REQUISITOS DEL PROBLEMA
Reescriba únicamente las líneas que van desde la que contiene "handwritten-answer: 17: [762, 592, 798, 624]" hasta la que contiene "handwritten-answer: 10: [739, 545, 774, 577]", ambas incluidas. Sustituya "arith-problem" por "arithmetic-problem" y deje todo lo demás sin cambios.

INFORMACIÓN REGISTRADA

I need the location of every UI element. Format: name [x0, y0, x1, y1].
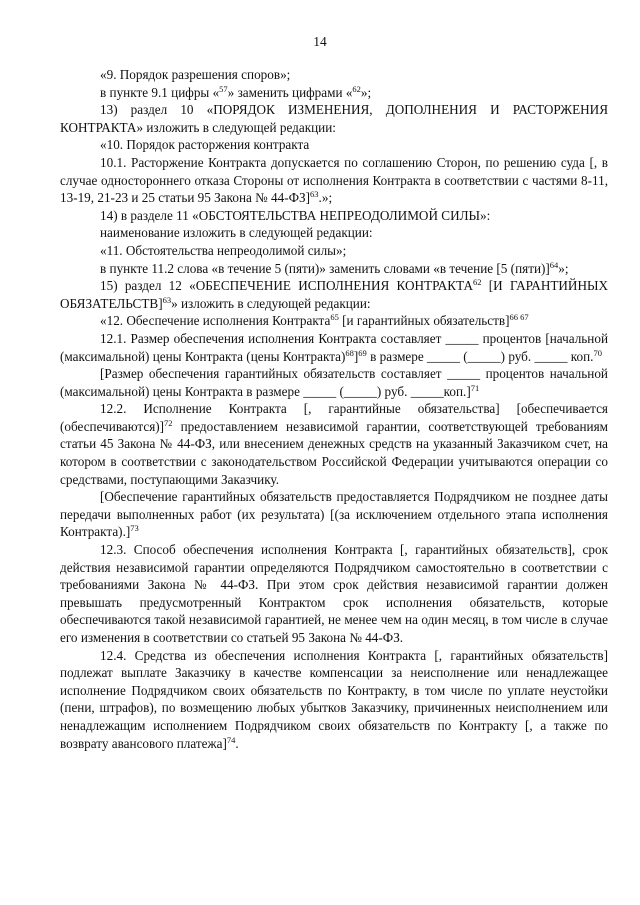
paragraph: [Обеспечение гарантийных обязательств предоставляется Подрядчиком не позднее даты передачи выполненных работ (их результата) [(за исключением отдельного этапа исполнения Контракта).]$^{73}$	[60, 489, 608, 540]
paragraph: «12. Обеспечение исполнения Контракта$^{65}$ [и гарантийных обязательств]$^{66 67}$	[100, 312, 529, 329]
paragraph: «10. Порядок расторжения контракта	[100, 137, 310, 153]
paragraph: в пункте 9.1 цифры «$^{57}$» заменить цифрами «$^{62}$»;	[100, 83, 372, 100]
paragraph: [Размер обеспечения гарантийных обязательств составляет _____ процентов начальной (максимальной) цены Контракта в размере _____ (_____) руб. _____коп.]$^{71}$	[60, 366, 608, 399]
paragraph: в пункте 11.2 слова «в течение 5 (пяти)» заменить словами «в течение [5 (пяти)]$^{64}$»;	[100, 259, 569, 276]
document-body	[60, 66, 608, 752]
paragraph: 12.4. Средства из обеспечения исполнения Контракта [, гарантийных обязательств] подлежат выплате Заказчику в качестве компенсации за неисполнение или ненадлежащее исполнение Подрядчиком своих обязательств по Контракту, в том числе по уплате неустойки (пени, штрафов), по возмещению любых убытков Заказчику, причиненных неисполнением или ненадлежащим исполнением Подрядчиком своих обязательств по Контракту [, а также по возврату авансового платежа]$^{74}$.	[60, 647, 608, 751]
paragraph: 10.1. Расторжение Контракта допускается по соглашению Сторон, по решению суда [, в случае одностороннего отказа Стороны от исполнения Контракта в соответствии с частями 8-11, 13-19, 21-23 и 25 статьи 95 Закона № 44-ФЗ]$^{63}$.»;	[60, 154, 608, 206]
paragraph: 15) раздел 12 «ОБЕСПЕЧЕНИЕ ИСПОЛНЕНИЯ КОНТРАКТА$^{62}$ [И ГАРАНТИЙНЫХ ОБЯЗАТЕЛЬСТВ]$^{63}$» изложить в следующей редакции:	[60, 277, 609, 311]
paragraph: «11. Обстоятельства непреодолимой силы»;	[100, 242, 347, 258]
paragraph: 12.2. Исполнение Контракта [, гарантийные обязательства] [обеспечивается (обеспечиваются)]$^{72}$ предоставлением независимой гарантии, соответствующей требованиям статьи 45 Закона № 44-ФЗ, или внесением денежных средств на указанный Заказчиком счет, на котором в соответствии с законодательством Российской Федерации учитываются операции со средствами, поступающими Заказчику.	[60, 401, 608, 487]
paragraph: наименование изложить в следующей редакции:	[100, 225, 373, 241]
paragraph: «9. Порядок разрешения споров»;	[100, 67, 291, 82]
paragraph: 12.1. Размер обеспечения исполнения Контракта составляет _____ процентов [начальной (максимальной) цены Контракта (цены Контракта)$^{68}$]$^{69}$ в размере _____ (_____) руб. _____ коп.$^{70}$	[60, 330, 608, 364]
paragraph: 14) в разделе 11 «ОБСТОЯТЕЛЬСТВА НЕПРЕОДОЛИМОЙ СИЛЫ»:	[100, 207, 491, 223]
page-number: 14	[313, 34, 327, 49]
paragraph: 12.3. Способ обеспечения исполнения Контракта [, гарантийных обязательств], срок действия независимой гарантии определяются Подрядчиком самостоятельно в соответствии с требованиями Закона № 44-ФЗ. При этом срок действия независимой гарантии должен превышать предусмотренный Контрактом срок исполнения обязательств, которые обеспечиваются такой независимой гарантией, не менее чем на один месяц, в том числе в случае его изменения в соответствии со статьей 95 Закона № 44-ФЗ.	[60, 542, 608, 645]
paragraph: 13) раздел 10 «ПОРЯДОК ИЗМЕНЕНИЯ, ДОПОЛНЕНИЯ И РАСТОРЖЕНИЯ КОНТРАКТА» изложить в следующей редакции:	[60, 102, 608, 135]
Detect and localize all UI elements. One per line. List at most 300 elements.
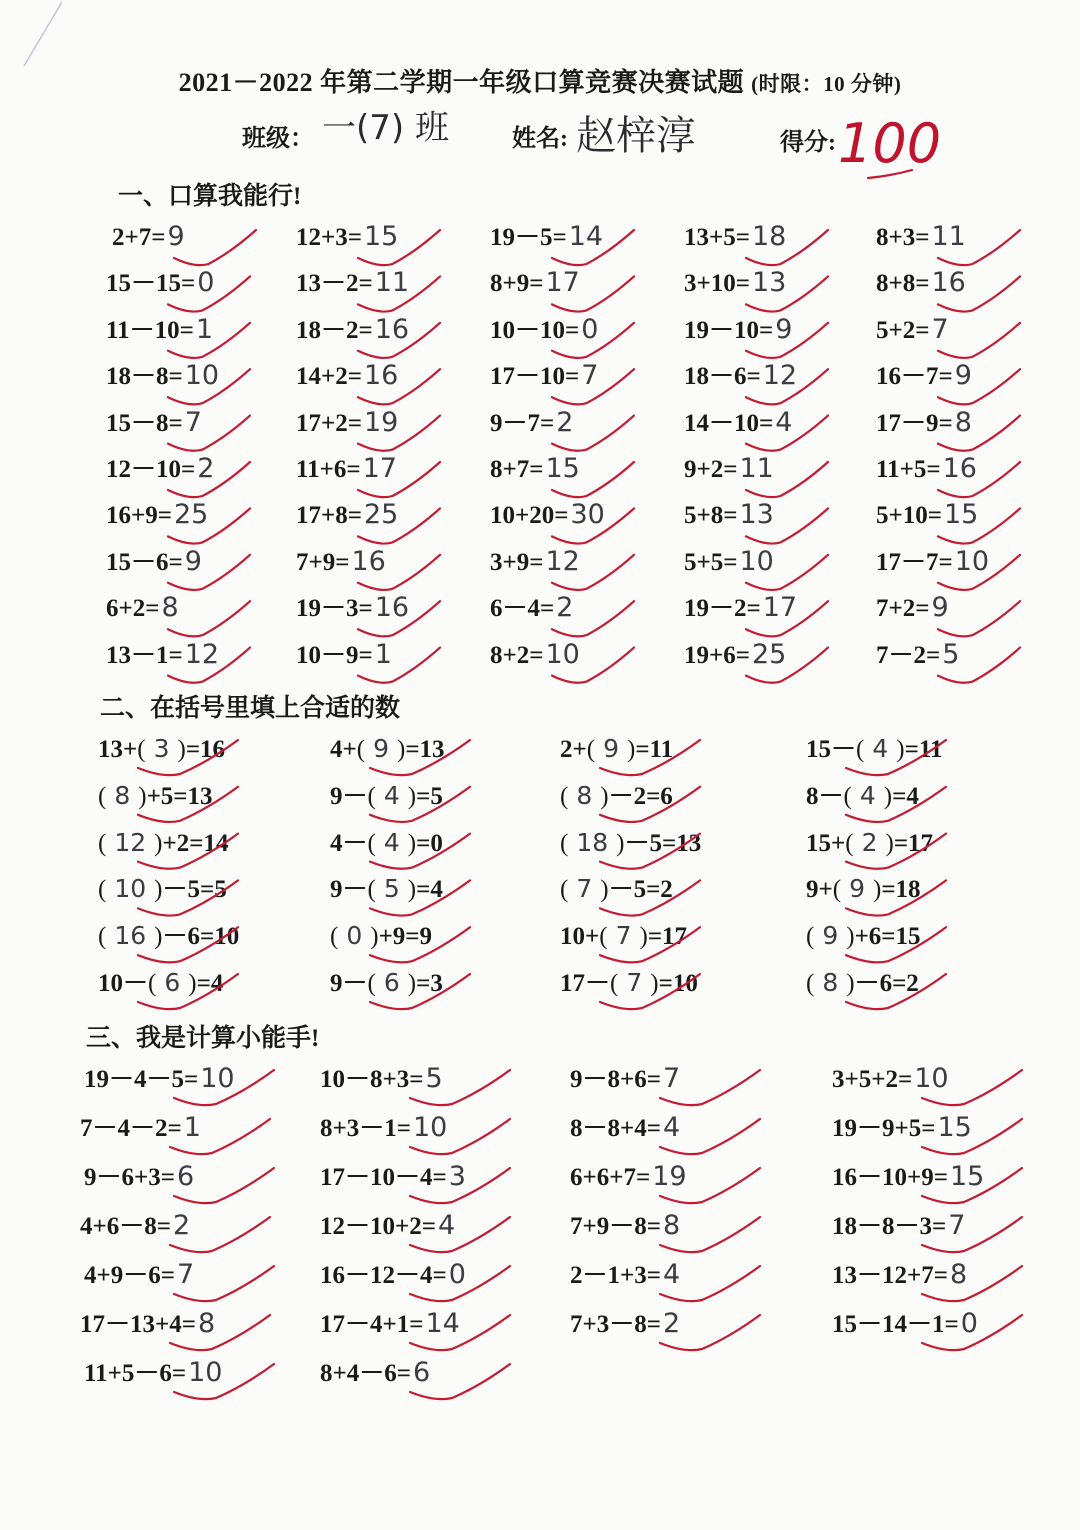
handwritten-answer: 17: [762, 592, 798, 624]
arith-problem: [296, 547, 386, 578]
multi-step-problem: [320, 1260, 466, 1291]
multi-step-problem: [832, 1309, 978, 1340]
problem-expression: 19+6=: [684, 641, 750, 669]
handwritten-answer: 4: [663, 1259, 681, 1290]
check-mark: [938, 601, 1020, 636]
arith-problem: [296, 640, 392, 671]
fill-in-problem: [806, 828, 933, 859]
handwritten-answer: 17: [545, 267, 580, 299]
fill-in-problem: [98, 781, 213, 812]
section-2-heading: 二、在括号里填上合适的数: [100, 695, 401, 722]
close-paren: ): [138, 782, 147, 810]
arith-problem: [296, 268, 409, 299]
expression-suffix: =0: [416, 829, 443, 857]
problem-expression: 17－10=: [490, 363, 580, 391]
class-label: 班级：: [242, 126, 314, 152]
expression-prefix: 15+: [806, 829, 846, 857]
problem-expression: 7+9=: [296, 548, 350, 576]
problem-expression: 17－9=: [876, 409, 953, 437]
open-paren: (: [586, 736, 596, 763]
problem-expression: 19－5=: [490, 224, 567, 251]
handwritten-answer: 9: [849, 874, 865, 904]
problem-expression: 2－1+3=: [570, 1262, 661, 1289]
expression-prefix: 9－: [330, 970, 368, 997]
handwritten-answer: 9: [822, 921, 839, 951]
close-paren: ): [896, 736, 905, 763]
multi-step-problem: [570, 1064, 680, 1095]
problem-expression: 8+4－6=: [320, 1360, 411, 1387]
open-paren: (: [137, 736, 146, 763]
expression-suffix: －6=10: [162, 923, 240, 951]
handwritten-answer: 8: [114, 780, 131, 810]
handwritten-answer: 5: [425, 1063, 443, 1094]
page-title: [0, 62, 1080, 99]
score-label: 得分:: [780, 130, 836, 156]
handwritten-answer: 19: [652, 1161, 687, 1192]
score-value: 100: [838, 112, 942, 175]
problem-expression: 5+5=: [684, 548, 738, 576]
close-paren: ): [883, 782, 893, 810]
handwritten-answer: 14: [425, 1308, 460, 1339]
handwritten-answer: 6: [413, 1357, 431, 1388]
open-paren: (: [367, 970, 376, 997]
handwritten-answer: 10: [739, 545, 774, 577]
handwritten-answer: 4: [859, 780, 876, 810]
handwritten-answer: 1: [183, 1112, 201, 1143]
expression-prefix: 10+: [560, 923, 600, 951]
problem-expression: 7+2=: [876, 595, 930, 623]
handwritten-answer: 10: [188, 1357, 223, 1388]
problem-expression: 19－4－5=: [84, 1066, 199, 1093]
close-paren: ): [650, 970, 659, 997]
handwritten-answer: 15: [937, 1112, 972, 1143]
arith-problem: [876, 268, 966, 299]
problem-expression: 17+2=: [296, 409, 362, 437]
handwritten-answer: 18: [752, 221, 787, 252]
fill-in-problem: [98, 734, 225, 765]
arith-problem: [684, 547, 774, 578]
problem-expression: 6－4=: [490, 595, 555, 623]
open-paren: (: [610, 970, 619, 997]
problem-expression: 11+6=: [296, 456, 361, 483]
handwritten-answer: 2: [556, 592, 574, 624]
multi-step-problem: [832, 1162, 984, 1193]
problem-expression: 13－2=: [296, 270, 373, 298]
problem-expression: 18－8－3=: [832, 1213, 947, 1240]
problem-expression: 19－9+5=: [832, 1115, 936, 1142]
handwritten-answer: 4: [383, 827, 400, 857]
problem-expression: 9－7=: [490, 409, 555, 437]
close-paren: ): [188, 970, 197, 997]
problem-expression: 13－1=: [106, 641, 183, 669]
open-paren: (: [356, 736, 366, 763]
fill-in-problem: [98, 828, 228, 859]
problem-expression: 15－8=: [106, 409, 183, 437]
expression-suffix: =4: [892, 782, 919, 810]
problem-expression: 3+5+2=: [832, 1066, 913, 1093]
close-paren: ): [872, 876, 882, 904]
open-paren: (: [367, 782, 376, 810]
fill-in-problem: [806, 734, 942, 765]
expression-prefix: 10－: [98, 970, 149, 997]
problem-expression: 19－3=: [296, 595, 373, 623]
multi-step-problem: [570, 1260, 680, 1291]
close-paren: ): [407, 970, 417, 997]
fill-in-problem: [560, 781, 673, 812]
arith-problem: [490, 547, 580, 578]
arith-problem: [296, 222, 398, 253]
handwritten-answer: 7: [931, 313, 949, 345]
problem-expression: 17－10－4=: [320, 1164, 447, 1191]
handwritten-answer: 8: [576, 780, 593, 810]
problem-expression: 12－10=: [106, 456, 196, 483]
multi-step-problem: [80, 1211, 190, 1242]
problem-expression: 13+5=: [684, 224, 750, 251]
fill-in-problem: [560, 828, 701, 859]
problem-expression: 5+10=: [876, 502, 942, 530]
close-paren: ): [407, 829, 417, 857]
arith-problem: [296, 593, 409, 624]
open-paren: (: [560, 782, 569, 810]
section-1-heading: 一、口算我能行!: [118, 183, 302, 210]
handwritten-answer: 25: [364, 499, 399, 531]
arith-problem: [876, 315, 949, 346]
problem-expression: 8+3=: [876, 224, 930, 251]
problem-expression: 19－10=: [684, 316, 774, 344]
problem-expression: 7－2=: [876, 641, 941, 669]
problem-expression: 9+2=: [684, 456, 738, 483]
arith-problem: [876, 454, 977, 485]
expression-prefix: 9－: [330, 876, 368, 904]
multi-step-problem: [320, 1211, 455, 1242]
arith-problem: [684, 593, 797, 624]
open-paren: (: [367, 829, 376, 857]
problem-expression: 4+9－6=: [84, 1262, 175, 1289]
arith-problem: [684, 640, 786, 671]
section-3-heading: 三、我是计算小能手!: [86, 1025, 320, 1052]
open-paren: (: [148, 970, 157, 997]
expression-suffix: －5=5: [162, 876, 227, 904]
close-paren: ): [639, 923, 648, 951]
handwritten-answer: 7: [576, 874, 593, 904]
handwritten-answer: 4: [663, 1112, 681, 1143]
handwritten-answer: 30: [570, 499, 605, 531]
expression-prefix: 4+: [330, 736, 357, 763]
arith-problem: [684, 454, 774, 485]
problem-expression: 8－8+4=: [570, 1115, 661, 1142]
name-label: 姓名:: [512, 126, 568, 152]
handwritten-answer: 6: [383, 968, 400, 997]
multi-step-problem: [320, 1309, 460, 1340]
handwritten-answer: 15: [364, 221, 399, 252]
problem-expression: 9－8+6=: [570, 1066, 661, 1093]
handwritten-answer: 8: [198, 1308, 216, 1339]
corner-pencil-line: [18, 0, 64, 70]
handwritten-answer: 7: [663, 1063, 681, 1094]
handwritten-answer: 2: [197, 453, 215, 484]
problem-expression: 17－13+4=: [80, 1311, 196, 1338]
problem-expression: 12－10+2=: [320, 1213, 436, 1240]
check-mark: [168, 601, 250, 636]
problem-expression: 12+3=: [296, 224, 362, 251]
open-paren: (: [367, 876, 376, 904]
arith-problem: [490, 361, 598, 392]
problem-expression: 15－6=: [106, 548, 183, 576]
handwritten-answer: 0: [197, 267, 215, 299]
fill-in-problem: [330, 781, 443, 812]
expression-prefix: 15－: [806, 736, 857, 763]
expression-suffix: =18: [881, 876, 921, 904]
problem-expression: 8+7=: [490, 456, 544, 483]
open-paren: (: [845, 829, 854, 857]
problem-expression: 7+9－8=: [570, 1213, 661, 1240]
problem-expression: 13－12+7=: [832, 1262, 948, 1289]
expression-suffix: －2=6: [608, 782, 673, 810]
handwritten-answer: 16: [931, 267, 966, 299]
problem-expression: 10－10=: [490, 316, 580, 344]
expression-suffix: +6=15: [854, 923, 921, 951]
handwritten-answer: 0: [448, 1259, 466, 1290]
problem-expression: 5+8=: [684, 502, 738, 530]
multi-step-problem: [84, 1162, 194, 1193]
arith-problem: [296, 408, 398, 439]
arith-problem: [490, 500, 605, 531]
problem-expression: 5+2=: [876, 316, 930, 344]
open-paren: (: [98, 923, 107, 951]
problem-expression: 14+2=: [296, 363, 362, 391]
open-paren: (: [330, 923, 339, 951]
fill-in-problem: [330, 874, 443, 905]
arith-problem: [684, 222, 786, 253]
handwritten-answer: 1: [374, 638, 392, 670]
multi-step-problem: [80, 1309, 215, 1340]
arith-problem: [876, 593, 949, 624]
expression-suffix: =4: [196, 970, 224, 997]
open-paren: (: [806, 923, 815, 951]
multi-step-problem: [570, 1211, 680, 1242]
expression-suffix: －6=2: [854, 970, 919, 997]
problem-expression: 8+8=: [876, 270, 930, 298]
handwritten-answer: 7: [581, 360, 599, 392]
fill-in-problem: [330, 968, 443, 999]
arith-problem: [490, 454, 580, 485]
handwritten-answer: 4: [383, 780, 400, 810]
problem-expression: 8+3－1=: [320, 1115, 411, 1142]
handwritten-answer: 4: [872, 734, 889, 763]
handwritten-answer: 2: [173, 1210, 191, 1241]
arith-problem: [490, 593, 573, 624]
handwritten-answer: 11: [739, 453, 774, 484]
expression-suffix: =16: [185, 736, 226, 763]
multi-step-problem: [84, 1064, 235, 1095]
problem-expression: 11－10=: [106, 316, 194, 344]
fill-in-problem: [98, 874, 227, 905]
close-paren: ): [370, 923, 379, 951]
handwritten-answer: 9: [373, 734, 389, 763]
fill-in-problem: [560, 968, 698, 999]
multi-step-problem: [832, 1260, 967, 1291]
multi-step-problem: [832, 1064, 949, 1095]
arith-problem: [296, 500, 398, 531]
close-paren: ): [600, 876, 609, 904]
expression-suffix: =10: [658, 970, 698, 997]
arith-problem: [490, 315, 598, 346]
handwritten-answer: 12: [114, 827, 147, 857]
problem-expression: 6+2=: [106, 595, 160, 623]
check-mark: [938, 323, 1020, 358]
problem-expression: 18－8=: [106, 363, 183, 391]
expression-prefix: 17－: [560, 970, 611, 997]
problem-expression: 3+9=: [490, 548, 544, 576]
handwritten-answer: 10: [184, 360, 220, 392]
fill-in-problem: [98, 921, 239, 952]
handwritten-answer: 15: [950, 1161, 985, 1192]
handwritten-answer: 2: [861, 827, 878, 857]
handwritten-answer: 10: [914, 1063, 949, 1094]
handwritten-answer: 11: [931, 221, 966, 252]
fill-in-problem: [560, 874, 673, 905]
close-paren: ): [407, 782, 417, 810]
problem-expression: 6+6+7=: [570, 1164, 651, 1191]
title-text: 2021－2022 年第二学期一年级口算竞赛决赛试题: [178, 68, 745, 97]
handwritten-answer: 18: [576, 827, 609, 857]
problem-expression: 16－12－4=: [320, 1262, 447, 1289]
expression-suffix: +9=9: [378, 923, 433, 951]
handwritten-answer: 7: [948, 1210, 966, 1241]
handwritten-answer: 0: [581, 313, 599, 345]
arith-problem: [876, 500, 978, 531]
multi-step-problem: [320, 1162, 466, 1193]
problem-expression: 10－8+3=: [320, 1066, 424, 1093]
handwritten-answer: 9: [167, 221, 185, 252]
handwritten-answer: 10: [200, 1063, 235, 1094]
expression-suffix: －5=13: [624, 829, 702, 857]
fill-in-problem: [806, 781, 919, 812]
check-mark: [174, 230, 256, 265]
arith-problem: [876, 547, 989, 578]
handwritten-answer: 25: [174, 499, 209, 531]
expression-suffix: +2=14: [162, 829, 229, 857]
handwritten-answer: 8: [822, 968, 839, 997]
arith-problem: [106, 454, 214, 485]
close-paren: ): [154, 876, 163, 904]
handwritten-answer: 3: [448, 1161, 466, 1192]
handwritten-answer: 9: [603, 734, 619, 763]
handwritten-answer: 16: [374, 313, 410, 345]
handwritten-answer: 5: [942, 638, 960, 670]
close-paren: ): [616, 829, 625, 857]
expression-suffix: －5=2: [608, 876, 673, 904]
arith-problem: [106, 500, 208, 531]
expression-suffix: =4: [416, 876, 443, 904]
fill-in-problem: [806, 968, 919, 999]
handwritten-answer: 0: [960, 1308, 978, 1339]
arith-problem: [490, 640, 580, 671]
arith-problem: [106, 640, 219, 671]
arith-problem: [684, 361, 797, 392]
arith-problem: [876, 640, 959, 671]
handwritten-answer: 13: [739, 499, 774, 531]
handwritten-answer: 16: [351, 545, 386, 577]
fill-in-problem: [98, 968, 223, 999]
expression-prefix: 8－: [806, 782, 844, 810]
arith-problem: [106, 268, 214, 299]
handwritten-answer: 16: [374, 592, 410, 624]
multi-step-problem: [832, 1113, 972, 1144]
problem-expression: 8+9=: [490, 270, 544, 298]
name-value: 赵梓淳: [576, 113, 696, 159]
handwritten-answer: 0: [346, 921, 363, 951]
handwritten-answer: 8: [950, 1259, 968, 1290]
arith-problem: [490, 222, 603, 253]
open-paren: (: [832, 876, 842, 904]
multi-step-problem: [84, 1358, 222, 1389]
open-paren: (: [806, 970, 815, 997]
open-paren: (: [560, 829, 569, 857]
expression-suffix: =17: [647, 923, 688, 951]
problem-expression: 15－15=: [106, 270, 196, 298]
expression-suffix: +5=13: [146, 782, 213, 810]
close-paren: ): [600, 782, 609, 810]
handwritten-answer: 9: [775, 313, 793, 345]
handwritten-answer: 9: [931, 592, 949, 624]
handwritten-answer: 8: [161, 592, 179, 624]
handwritten-answer: 4: [775, 406, 793, 438]
close-paren: ): [846, 923, 855, 951]
open-paren: (: [843, 782, 852, 810]
problem-expression: 14－10=: [684, 409, 774, 437]
handwritten-answer: 7: [615, 921, 632, 951]
multi-step-problem: [84, 1260, 194, 1291]
problem-expression: 17－4+1=: [320, 1311, 424, 1338]
problem-expression: 8+2=: [490, 641, 544, 669]
close-paren: ): [407, 876, 417, 904]
multi-step-problem: [320, 1358, 430, 1389]
fill-in-problem: [330, 828, 443, 859]
expression-suffix: =11: [635, 736, 674, 763]
problem-expression: 11+5=: [876, 456, 941, 483]
expression-prefix: 4－: [330, 829, 368, 857]
expression-suffix: =11: [904, 736, 943, 763]
fill-in-problem: [806, 874, 921, 905]
close-paren: ): [154, 829, 163, 857]
multi-step-problem: [320, 1064, 443, 1095]
problem-expression: 7－4－2=: [80, 1115, 182, 1142]
handwritten-answer: 25: [752, 638, 787, 670]
fill-in-problem: [330, 734, 445, 765]
time-limit: (时限：10 分钟): [751, 72, 902, 96]
handwritten-answer: 10: [954, 545, 990, 577]
arith-problem: [684, 315, 792, 346]
arith-problem: [106, 408, 202, 439]
handwritten-answer: 10: [114, 874, 147, 904]
problem-expression: 4+6－8=: [80, 1213, 171, 1240]
close-paren: ): [885, 829, 894, 857]
expression-prefix: 9+: [806, 876, 833, 904]
arith-problem: [490, 268, 580, 299]
problem-expression: 16－7=: [876, 363, 953, 391]
handwritten-answer: 7: [626, 968, 643, 997]
handwritten-answer: 8: [954, 406, 972, 438]
handwritten-answer: 8: [663, 1210, 681, 1241]
handwritten-answer: 11: [374, 267, 410, 299]
handwritten-answer: 19: [364, 406, 399, 438]
open-paren: (: [98, 829, 107, 857]
open-paren: (: [599, 923, 608, 951]
close-paren: ): [154, 923, 163, 951]
handwritten-answer: 3: [153, 734, 170, 763]
handwritten-answer: 10: [413, 1112, 448, 1143]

RESULTADO
handwritten-answer: 17: [762, 592, 798, 624]
arithmetic-problem: [296, 547, 386, 578]
multi-step-problem: [320, 1260, 466, 1291]
multi-step-problem: [832, 1309, 978, 1340]
problem-expression: 19+6=: [684, 641, 750, 669]
handwritten-answer: 4: [663, 1259, 681, 1290]
check-mark: [938, 601, 1020, 636]
arithmetic-problem: [296, 640, 392, 671]
fill-in-problem: [806, 828, 933, 859]
handwritten-answer: 17: [545, 267, 580, 299]
fill-in-problem: [98, 781, 213, 812]
section-2-heading: 二、在括号里填上合适的数: [100, 695, 401, 722]
close-paren: ): [138, 782, 147, 810]
arithmetic-problem: [296, 268, 409, 299]
expression-suffix: =0: [416, 829, 443, 857]
problem-expression: 17－10=: [490, 363, 580, 391]
class-label: 班级：: [242, 126, 314, 152]
expression-prefix: 15+: [806, 829, 846, 857]
problem-expression: 7+9=: [296, 548, 350, 576]
problem-expression: 17－9=: [876, 409, 953, 437]
open-paren: (: [586, 736, 596, 763]
problem-expression: 19－5=: [490, 224, 567, 251]
handwritten-answer: 9: [849, 874, 865, 904]
problem-expression: 2－1+3=: [570, 1262, 661, 1289]
expression-prefix: 9－: [330, 970, 368, 997]
handwritten-answer: 9: [822, 921, 839, 951]
close-paren: ): [896, 736, 905, 763]
multi-step-problem: [570, 1064, 680, 1095]
problem-expression: 8+4－6=: [320, 1360, 411, 1387]
open-paren: (: [137, 736, 146, 763]
expression-suffix: －6=10: [162, 923, 240, 951]
handwritten-answer: 8: [114, 780, 131, 810]
handwritten-answer: 5: [425, 1063, 443, 1094]
page-title: [0, 62, 1080, 99]
score-label: 得分:: [780, 130, 836, 156]
handwritten-answer: 19: [652, 1161, 687, 1192]
score-value: 100: [838, 112, 942, 175]
problem-expression: 5+5=: [684, 548, 738, 576]
close-paren: ): [883, 782, 893, 810]
handwritten-answer: 14: [425, 1308, 460, 1339]
handwritten-answer: 6: [413, 1357, 431, 1388]
open-paren: (: [367, 970, 376, 997]
handwritten-answer: 10: [739, 545, 774, 577]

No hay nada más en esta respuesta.